> [TASK DETAILS]
Find how many lines in the data below mention "Aufenthaltstitel". Give the number only.
Start of DATA SUPPLIED
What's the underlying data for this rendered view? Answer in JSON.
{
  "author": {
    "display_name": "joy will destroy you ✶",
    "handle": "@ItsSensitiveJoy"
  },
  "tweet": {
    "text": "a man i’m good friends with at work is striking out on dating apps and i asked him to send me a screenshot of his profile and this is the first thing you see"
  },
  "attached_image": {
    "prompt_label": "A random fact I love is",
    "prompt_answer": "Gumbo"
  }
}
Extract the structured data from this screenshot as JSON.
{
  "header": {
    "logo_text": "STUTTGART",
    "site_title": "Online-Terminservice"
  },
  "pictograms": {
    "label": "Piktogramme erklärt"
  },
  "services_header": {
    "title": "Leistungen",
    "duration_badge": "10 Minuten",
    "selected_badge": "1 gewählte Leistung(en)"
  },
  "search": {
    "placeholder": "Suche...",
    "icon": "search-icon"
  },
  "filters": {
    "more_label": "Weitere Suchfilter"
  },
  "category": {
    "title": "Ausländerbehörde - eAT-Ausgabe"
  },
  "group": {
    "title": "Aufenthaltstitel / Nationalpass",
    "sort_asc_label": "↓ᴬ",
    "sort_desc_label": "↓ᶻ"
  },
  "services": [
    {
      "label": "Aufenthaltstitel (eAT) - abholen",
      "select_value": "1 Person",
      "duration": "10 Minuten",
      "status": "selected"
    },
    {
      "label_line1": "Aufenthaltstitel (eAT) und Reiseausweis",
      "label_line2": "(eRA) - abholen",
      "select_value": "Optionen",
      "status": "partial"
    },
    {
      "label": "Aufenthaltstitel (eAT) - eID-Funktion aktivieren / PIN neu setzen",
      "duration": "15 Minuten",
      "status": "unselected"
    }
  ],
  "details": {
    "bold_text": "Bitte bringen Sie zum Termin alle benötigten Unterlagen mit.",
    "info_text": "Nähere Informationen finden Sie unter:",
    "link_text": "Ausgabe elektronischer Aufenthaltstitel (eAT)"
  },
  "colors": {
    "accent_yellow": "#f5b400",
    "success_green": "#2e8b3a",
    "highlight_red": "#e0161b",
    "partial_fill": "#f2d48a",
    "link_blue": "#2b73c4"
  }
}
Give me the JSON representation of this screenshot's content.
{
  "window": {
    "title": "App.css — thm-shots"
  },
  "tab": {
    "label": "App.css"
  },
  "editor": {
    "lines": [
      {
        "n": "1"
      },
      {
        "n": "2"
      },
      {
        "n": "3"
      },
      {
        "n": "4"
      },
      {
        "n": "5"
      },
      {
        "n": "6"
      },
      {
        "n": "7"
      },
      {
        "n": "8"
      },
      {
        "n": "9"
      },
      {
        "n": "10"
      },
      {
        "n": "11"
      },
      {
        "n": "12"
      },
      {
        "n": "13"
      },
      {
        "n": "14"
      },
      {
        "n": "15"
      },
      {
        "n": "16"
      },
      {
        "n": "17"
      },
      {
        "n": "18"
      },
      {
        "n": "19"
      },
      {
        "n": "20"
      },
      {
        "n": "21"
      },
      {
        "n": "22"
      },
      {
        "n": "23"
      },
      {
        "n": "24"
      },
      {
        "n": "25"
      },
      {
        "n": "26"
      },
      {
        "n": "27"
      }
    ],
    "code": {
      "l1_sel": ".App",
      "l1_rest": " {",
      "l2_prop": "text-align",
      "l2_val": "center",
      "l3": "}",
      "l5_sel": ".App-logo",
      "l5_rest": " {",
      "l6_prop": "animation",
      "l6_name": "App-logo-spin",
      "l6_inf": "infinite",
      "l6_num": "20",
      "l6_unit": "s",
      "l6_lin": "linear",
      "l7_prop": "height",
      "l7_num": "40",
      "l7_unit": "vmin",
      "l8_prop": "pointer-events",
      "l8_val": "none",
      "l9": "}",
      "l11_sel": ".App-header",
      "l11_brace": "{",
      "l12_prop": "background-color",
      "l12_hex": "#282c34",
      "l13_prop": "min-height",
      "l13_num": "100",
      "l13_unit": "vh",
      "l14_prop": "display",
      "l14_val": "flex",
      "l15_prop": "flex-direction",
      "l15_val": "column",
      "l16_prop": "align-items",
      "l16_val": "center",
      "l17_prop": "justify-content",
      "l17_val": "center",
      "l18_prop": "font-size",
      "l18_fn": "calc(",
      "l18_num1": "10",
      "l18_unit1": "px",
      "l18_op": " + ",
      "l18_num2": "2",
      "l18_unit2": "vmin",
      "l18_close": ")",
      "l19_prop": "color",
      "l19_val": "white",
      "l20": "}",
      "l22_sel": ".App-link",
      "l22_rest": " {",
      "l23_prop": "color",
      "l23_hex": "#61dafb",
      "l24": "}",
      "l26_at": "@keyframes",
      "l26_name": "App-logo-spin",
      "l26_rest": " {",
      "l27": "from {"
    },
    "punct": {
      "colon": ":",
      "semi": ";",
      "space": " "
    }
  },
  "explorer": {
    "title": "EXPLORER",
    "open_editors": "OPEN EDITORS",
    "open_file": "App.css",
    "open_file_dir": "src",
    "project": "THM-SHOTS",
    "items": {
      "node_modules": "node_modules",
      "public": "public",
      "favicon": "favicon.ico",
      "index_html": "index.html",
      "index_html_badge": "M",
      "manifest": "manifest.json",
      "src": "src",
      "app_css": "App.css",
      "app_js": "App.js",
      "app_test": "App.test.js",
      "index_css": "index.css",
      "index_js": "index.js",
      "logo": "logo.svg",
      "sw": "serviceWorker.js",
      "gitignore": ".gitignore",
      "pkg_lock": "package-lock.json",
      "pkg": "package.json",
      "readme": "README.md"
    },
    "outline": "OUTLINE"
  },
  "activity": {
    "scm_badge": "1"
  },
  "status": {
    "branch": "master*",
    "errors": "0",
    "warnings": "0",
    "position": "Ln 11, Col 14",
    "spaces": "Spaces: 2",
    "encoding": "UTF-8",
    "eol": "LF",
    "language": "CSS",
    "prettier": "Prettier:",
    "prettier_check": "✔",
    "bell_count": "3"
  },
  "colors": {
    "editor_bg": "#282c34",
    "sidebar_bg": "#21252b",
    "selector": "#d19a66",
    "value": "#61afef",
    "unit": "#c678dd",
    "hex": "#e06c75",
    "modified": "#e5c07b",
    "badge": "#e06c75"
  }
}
End of DATA SUPPLIED
> [PROBLEM SOLUTION]
5